[Extracted records]

==================================================

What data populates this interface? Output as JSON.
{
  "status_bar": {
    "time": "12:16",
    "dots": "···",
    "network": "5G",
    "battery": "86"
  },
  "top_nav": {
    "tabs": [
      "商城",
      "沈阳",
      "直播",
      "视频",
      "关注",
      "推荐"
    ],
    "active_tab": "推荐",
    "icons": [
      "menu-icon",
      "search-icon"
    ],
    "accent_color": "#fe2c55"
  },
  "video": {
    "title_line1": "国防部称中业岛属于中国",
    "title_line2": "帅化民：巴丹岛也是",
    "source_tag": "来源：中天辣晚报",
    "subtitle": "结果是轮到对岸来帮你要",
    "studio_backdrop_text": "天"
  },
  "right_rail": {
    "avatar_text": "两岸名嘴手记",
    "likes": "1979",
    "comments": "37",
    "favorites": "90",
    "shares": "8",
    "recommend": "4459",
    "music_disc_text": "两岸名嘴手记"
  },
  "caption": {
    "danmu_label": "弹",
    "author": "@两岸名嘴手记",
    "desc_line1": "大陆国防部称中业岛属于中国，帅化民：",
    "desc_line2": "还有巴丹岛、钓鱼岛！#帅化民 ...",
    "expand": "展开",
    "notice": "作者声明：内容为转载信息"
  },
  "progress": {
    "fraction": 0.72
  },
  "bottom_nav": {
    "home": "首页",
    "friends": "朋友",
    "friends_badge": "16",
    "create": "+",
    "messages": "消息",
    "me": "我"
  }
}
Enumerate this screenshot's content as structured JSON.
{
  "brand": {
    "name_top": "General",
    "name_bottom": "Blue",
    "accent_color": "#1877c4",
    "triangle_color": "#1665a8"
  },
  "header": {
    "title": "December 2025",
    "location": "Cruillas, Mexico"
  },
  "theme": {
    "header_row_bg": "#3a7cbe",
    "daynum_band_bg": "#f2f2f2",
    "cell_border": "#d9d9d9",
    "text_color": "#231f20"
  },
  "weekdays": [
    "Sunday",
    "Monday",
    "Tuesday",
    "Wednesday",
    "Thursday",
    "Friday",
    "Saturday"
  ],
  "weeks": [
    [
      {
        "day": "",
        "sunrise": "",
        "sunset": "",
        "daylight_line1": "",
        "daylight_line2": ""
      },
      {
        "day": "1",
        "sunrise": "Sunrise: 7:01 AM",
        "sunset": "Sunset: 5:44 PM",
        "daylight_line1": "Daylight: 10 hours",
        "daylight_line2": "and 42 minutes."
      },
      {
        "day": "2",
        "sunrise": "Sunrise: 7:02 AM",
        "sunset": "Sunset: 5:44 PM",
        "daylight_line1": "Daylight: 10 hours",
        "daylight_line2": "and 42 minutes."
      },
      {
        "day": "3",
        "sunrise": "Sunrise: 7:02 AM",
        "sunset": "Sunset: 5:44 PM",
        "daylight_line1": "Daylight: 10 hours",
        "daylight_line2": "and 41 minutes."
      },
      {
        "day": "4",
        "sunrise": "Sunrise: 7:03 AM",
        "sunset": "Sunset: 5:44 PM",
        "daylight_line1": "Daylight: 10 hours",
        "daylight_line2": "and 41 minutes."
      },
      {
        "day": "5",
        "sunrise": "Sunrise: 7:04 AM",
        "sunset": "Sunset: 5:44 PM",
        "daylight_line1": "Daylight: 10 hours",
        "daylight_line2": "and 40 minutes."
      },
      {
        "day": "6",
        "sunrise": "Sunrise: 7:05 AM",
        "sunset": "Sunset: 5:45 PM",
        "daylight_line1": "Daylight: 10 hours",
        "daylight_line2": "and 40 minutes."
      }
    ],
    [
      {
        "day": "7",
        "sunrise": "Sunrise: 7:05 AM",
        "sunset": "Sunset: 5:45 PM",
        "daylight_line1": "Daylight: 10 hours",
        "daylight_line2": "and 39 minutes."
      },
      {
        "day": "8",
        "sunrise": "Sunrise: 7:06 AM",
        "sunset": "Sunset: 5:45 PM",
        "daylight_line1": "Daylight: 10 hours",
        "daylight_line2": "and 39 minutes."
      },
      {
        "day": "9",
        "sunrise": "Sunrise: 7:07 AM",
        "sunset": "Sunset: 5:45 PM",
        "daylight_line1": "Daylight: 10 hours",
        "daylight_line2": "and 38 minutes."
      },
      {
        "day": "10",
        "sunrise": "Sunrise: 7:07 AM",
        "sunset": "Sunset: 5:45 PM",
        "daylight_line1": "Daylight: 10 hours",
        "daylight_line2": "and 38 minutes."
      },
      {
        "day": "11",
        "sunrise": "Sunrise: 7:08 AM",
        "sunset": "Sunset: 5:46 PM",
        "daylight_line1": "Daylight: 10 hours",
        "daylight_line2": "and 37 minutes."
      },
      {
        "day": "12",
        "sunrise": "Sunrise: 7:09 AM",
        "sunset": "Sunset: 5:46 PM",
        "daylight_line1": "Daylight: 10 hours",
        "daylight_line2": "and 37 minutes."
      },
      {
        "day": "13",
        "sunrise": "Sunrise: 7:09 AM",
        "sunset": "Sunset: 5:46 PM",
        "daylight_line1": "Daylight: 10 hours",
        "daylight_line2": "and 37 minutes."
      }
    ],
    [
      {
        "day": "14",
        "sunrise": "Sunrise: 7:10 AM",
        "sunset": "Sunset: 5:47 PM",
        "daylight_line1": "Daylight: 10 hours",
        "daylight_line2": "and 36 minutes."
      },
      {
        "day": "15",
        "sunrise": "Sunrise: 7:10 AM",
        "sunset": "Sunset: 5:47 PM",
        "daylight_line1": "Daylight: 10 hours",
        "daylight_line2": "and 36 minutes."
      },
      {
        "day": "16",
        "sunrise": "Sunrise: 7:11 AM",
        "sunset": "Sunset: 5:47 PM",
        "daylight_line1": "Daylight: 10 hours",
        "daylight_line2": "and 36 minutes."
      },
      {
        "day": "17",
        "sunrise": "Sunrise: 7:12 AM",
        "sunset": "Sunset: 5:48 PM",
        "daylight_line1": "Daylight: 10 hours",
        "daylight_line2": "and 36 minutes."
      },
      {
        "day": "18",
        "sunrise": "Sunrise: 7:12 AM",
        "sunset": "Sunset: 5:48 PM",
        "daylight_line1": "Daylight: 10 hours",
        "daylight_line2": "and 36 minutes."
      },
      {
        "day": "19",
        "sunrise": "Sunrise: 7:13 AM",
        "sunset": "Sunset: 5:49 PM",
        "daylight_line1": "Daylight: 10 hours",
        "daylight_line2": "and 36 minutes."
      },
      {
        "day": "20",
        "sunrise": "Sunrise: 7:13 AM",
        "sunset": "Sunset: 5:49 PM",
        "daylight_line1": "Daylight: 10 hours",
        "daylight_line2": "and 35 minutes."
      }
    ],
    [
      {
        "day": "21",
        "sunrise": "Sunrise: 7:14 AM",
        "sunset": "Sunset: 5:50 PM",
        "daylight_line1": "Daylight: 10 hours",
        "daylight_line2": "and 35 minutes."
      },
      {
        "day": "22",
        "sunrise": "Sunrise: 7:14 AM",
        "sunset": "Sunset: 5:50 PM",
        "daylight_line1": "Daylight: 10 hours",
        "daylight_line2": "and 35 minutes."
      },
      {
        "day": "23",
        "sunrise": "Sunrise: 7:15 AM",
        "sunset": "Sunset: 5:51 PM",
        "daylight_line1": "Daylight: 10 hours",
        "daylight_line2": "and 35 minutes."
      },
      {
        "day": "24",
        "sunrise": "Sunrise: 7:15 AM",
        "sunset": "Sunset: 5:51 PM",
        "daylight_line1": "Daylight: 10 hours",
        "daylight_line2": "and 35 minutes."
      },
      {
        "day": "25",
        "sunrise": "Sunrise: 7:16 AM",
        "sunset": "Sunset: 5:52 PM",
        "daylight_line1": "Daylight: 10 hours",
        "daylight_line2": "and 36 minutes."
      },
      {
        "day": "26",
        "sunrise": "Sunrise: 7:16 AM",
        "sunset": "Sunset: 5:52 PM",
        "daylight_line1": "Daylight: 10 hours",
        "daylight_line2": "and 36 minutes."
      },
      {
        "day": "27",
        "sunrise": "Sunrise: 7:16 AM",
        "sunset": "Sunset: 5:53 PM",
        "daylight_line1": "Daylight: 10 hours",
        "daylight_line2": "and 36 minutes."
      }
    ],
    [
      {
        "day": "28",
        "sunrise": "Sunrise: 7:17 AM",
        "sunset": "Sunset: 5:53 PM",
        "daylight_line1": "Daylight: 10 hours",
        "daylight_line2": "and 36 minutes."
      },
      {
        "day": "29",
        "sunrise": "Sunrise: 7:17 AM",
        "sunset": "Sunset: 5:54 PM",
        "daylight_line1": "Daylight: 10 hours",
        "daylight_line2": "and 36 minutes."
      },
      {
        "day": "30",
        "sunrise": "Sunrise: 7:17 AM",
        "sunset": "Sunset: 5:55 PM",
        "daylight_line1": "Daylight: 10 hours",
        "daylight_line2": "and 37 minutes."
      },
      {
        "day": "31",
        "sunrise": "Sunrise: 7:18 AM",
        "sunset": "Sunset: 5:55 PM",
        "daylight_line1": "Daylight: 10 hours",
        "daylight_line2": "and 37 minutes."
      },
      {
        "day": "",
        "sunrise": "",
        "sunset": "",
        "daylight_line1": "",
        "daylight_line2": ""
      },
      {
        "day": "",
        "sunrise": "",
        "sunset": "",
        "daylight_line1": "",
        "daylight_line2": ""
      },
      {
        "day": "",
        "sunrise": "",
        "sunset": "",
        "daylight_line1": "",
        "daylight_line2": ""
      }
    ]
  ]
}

==================================================

▸ **Challenge**
Look through the entries and work out how many lines have the word "两岸名嘴手记" in them; reply with that number only.

▸ **Response**
3